WHAT YOU WILL DO: Word for word, transcribe every line from the one holding "Convert this screenshot" through the end of the records, but not the pictures.

RECORDS PROVIDED:
★ ★ ★

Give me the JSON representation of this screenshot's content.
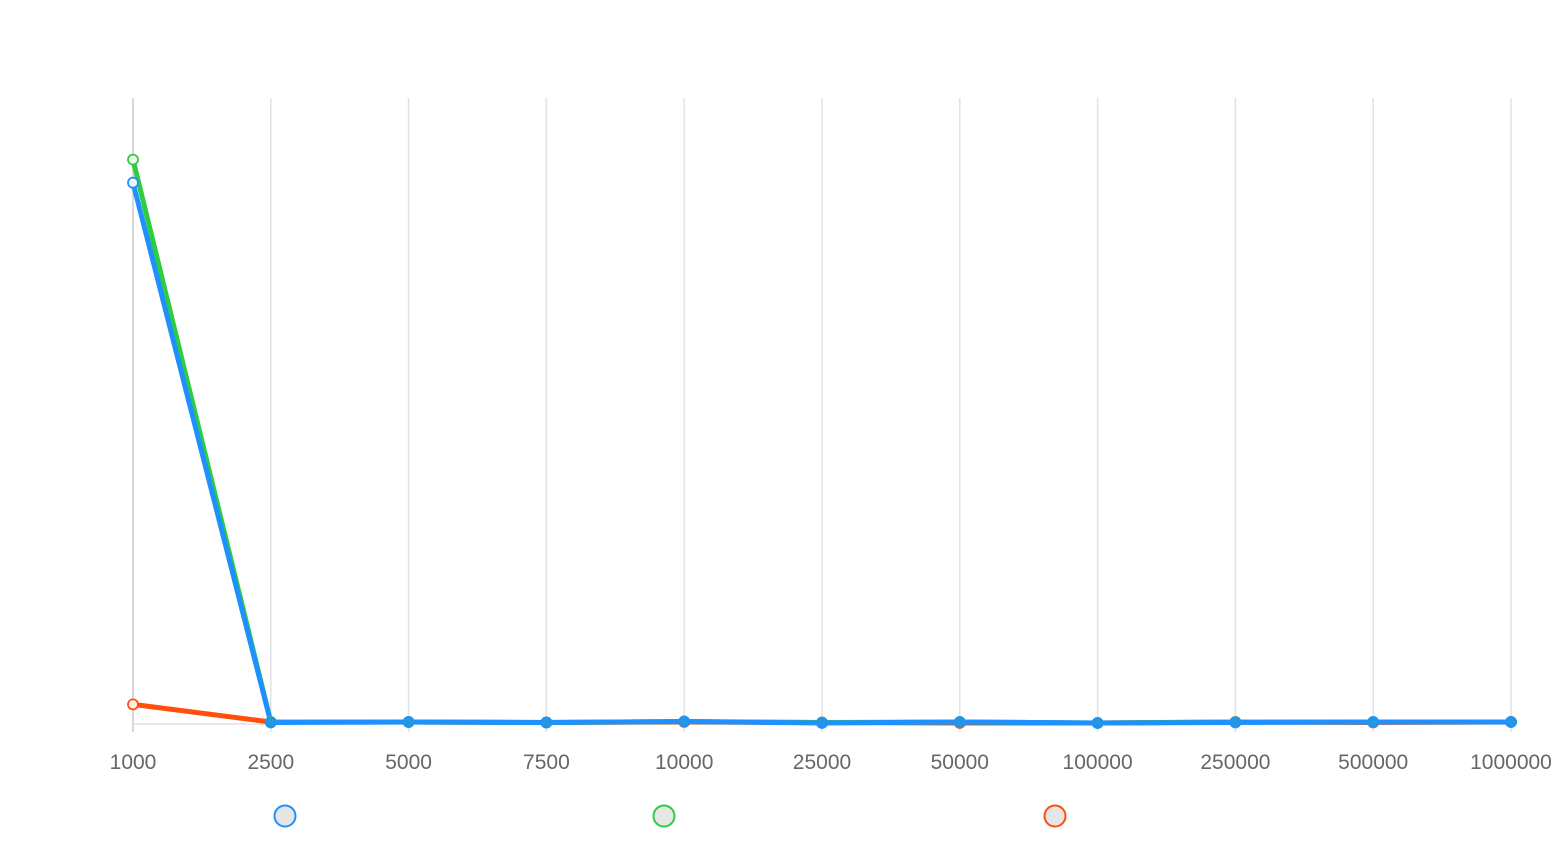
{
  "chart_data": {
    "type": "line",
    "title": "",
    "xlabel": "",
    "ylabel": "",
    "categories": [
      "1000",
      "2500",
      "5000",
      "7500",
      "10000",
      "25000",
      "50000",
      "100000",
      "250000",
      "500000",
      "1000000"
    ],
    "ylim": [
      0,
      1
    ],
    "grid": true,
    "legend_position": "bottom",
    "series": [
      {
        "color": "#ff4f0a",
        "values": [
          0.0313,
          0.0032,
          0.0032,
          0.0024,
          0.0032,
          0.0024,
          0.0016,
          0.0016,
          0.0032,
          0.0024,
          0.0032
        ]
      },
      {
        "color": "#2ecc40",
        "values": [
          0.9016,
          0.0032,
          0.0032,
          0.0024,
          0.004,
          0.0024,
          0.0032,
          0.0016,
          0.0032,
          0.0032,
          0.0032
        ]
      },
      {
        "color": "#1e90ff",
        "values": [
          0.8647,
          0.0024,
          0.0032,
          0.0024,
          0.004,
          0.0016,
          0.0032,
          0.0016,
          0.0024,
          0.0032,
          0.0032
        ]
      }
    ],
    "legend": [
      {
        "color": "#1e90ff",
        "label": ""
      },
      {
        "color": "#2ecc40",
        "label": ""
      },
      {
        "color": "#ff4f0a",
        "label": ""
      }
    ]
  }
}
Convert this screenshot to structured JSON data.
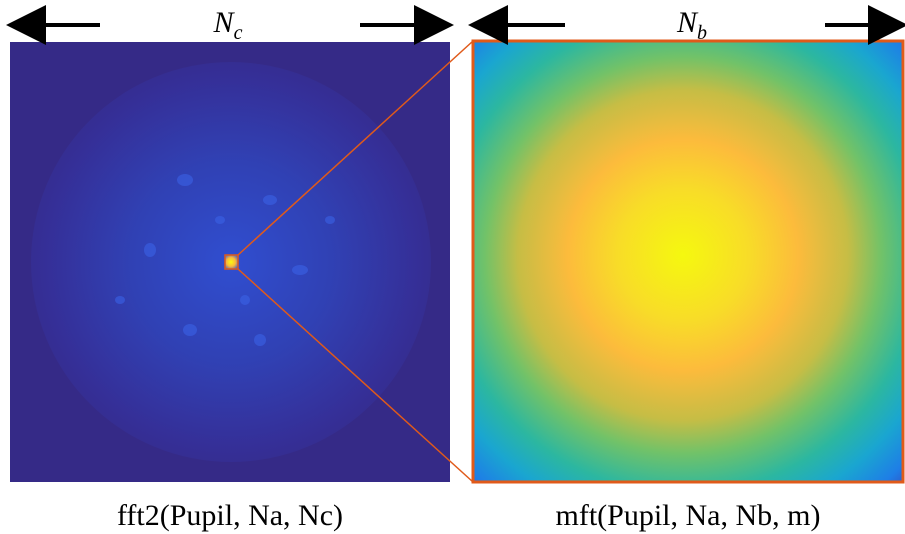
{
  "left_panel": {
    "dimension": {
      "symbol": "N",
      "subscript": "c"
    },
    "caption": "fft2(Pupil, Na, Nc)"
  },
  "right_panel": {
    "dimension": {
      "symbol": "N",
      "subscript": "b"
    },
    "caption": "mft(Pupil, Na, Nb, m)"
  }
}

★ ★ ★

FINAL ANSWER:
Convert this screenshot to structured JSON data.
{
  "left_panel": {
    "dimension": {
      "symbol": "N",
      "subscript": "c"
    },
    "caption": "fft2(Pupil, Na, Nc)"
  },
  "right_panel": {
    "dimension": {
      "symbol": "N",
      "subscript": "b"
    },
    "caption": "mft(Pupil, Na, Nb, m)"
  }
}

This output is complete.